The problem |
Look through the listing and locate every line containing the word "Power"; copy those lines.

•••••

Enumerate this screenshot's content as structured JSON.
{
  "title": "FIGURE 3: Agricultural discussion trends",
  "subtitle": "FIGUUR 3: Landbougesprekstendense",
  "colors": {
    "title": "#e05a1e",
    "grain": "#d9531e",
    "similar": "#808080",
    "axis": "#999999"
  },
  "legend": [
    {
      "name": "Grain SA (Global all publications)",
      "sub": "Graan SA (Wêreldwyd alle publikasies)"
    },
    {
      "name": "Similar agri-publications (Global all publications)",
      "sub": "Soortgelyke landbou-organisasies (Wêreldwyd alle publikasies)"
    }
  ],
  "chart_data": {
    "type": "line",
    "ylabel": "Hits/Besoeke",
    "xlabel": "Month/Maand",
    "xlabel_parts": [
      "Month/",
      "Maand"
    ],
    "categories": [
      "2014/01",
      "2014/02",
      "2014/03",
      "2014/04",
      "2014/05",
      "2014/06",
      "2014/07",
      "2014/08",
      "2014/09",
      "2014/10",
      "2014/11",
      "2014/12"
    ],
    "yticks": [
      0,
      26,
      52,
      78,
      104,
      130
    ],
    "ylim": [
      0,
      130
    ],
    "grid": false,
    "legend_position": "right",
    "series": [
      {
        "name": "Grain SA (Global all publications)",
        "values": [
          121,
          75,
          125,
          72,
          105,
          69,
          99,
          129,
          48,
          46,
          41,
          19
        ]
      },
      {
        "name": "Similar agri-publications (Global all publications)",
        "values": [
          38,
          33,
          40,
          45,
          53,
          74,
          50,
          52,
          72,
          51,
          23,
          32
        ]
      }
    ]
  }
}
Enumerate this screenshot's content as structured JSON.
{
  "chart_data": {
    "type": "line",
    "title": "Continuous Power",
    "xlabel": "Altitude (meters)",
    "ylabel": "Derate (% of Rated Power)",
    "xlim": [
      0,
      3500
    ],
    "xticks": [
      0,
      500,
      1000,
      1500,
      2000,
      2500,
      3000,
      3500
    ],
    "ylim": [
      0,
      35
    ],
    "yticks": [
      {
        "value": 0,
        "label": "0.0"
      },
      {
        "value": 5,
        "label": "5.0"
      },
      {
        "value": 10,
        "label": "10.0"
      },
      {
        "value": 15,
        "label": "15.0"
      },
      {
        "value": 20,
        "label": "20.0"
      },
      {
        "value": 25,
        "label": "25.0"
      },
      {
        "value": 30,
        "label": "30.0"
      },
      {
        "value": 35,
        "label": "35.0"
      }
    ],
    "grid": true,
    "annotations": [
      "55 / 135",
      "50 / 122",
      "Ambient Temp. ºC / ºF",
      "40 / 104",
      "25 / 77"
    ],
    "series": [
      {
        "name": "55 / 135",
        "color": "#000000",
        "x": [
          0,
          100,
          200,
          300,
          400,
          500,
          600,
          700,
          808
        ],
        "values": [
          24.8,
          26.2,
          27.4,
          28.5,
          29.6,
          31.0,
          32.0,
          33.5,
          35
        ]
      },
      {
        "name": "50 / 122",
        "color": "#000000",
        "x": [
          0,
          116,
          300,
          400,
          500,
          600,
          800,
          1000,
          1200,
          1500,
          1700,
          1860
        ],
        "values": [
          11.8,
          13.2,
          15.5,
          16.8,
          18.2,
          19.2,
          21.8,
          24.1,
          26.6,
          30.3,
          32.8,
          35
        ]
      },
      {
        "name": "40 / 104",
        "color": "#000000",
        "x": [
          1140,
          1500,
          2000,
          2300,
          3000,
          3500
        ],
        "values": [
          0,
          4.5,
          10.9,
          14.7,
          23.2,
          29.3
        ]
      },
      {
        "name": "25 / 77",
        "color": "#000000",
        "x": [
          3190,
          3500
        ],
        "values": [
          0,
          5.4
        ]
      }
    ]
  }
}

•••••

Response |
    "title": "Continuous Power",
    "ylabel": "Derate (% of Rated Power)",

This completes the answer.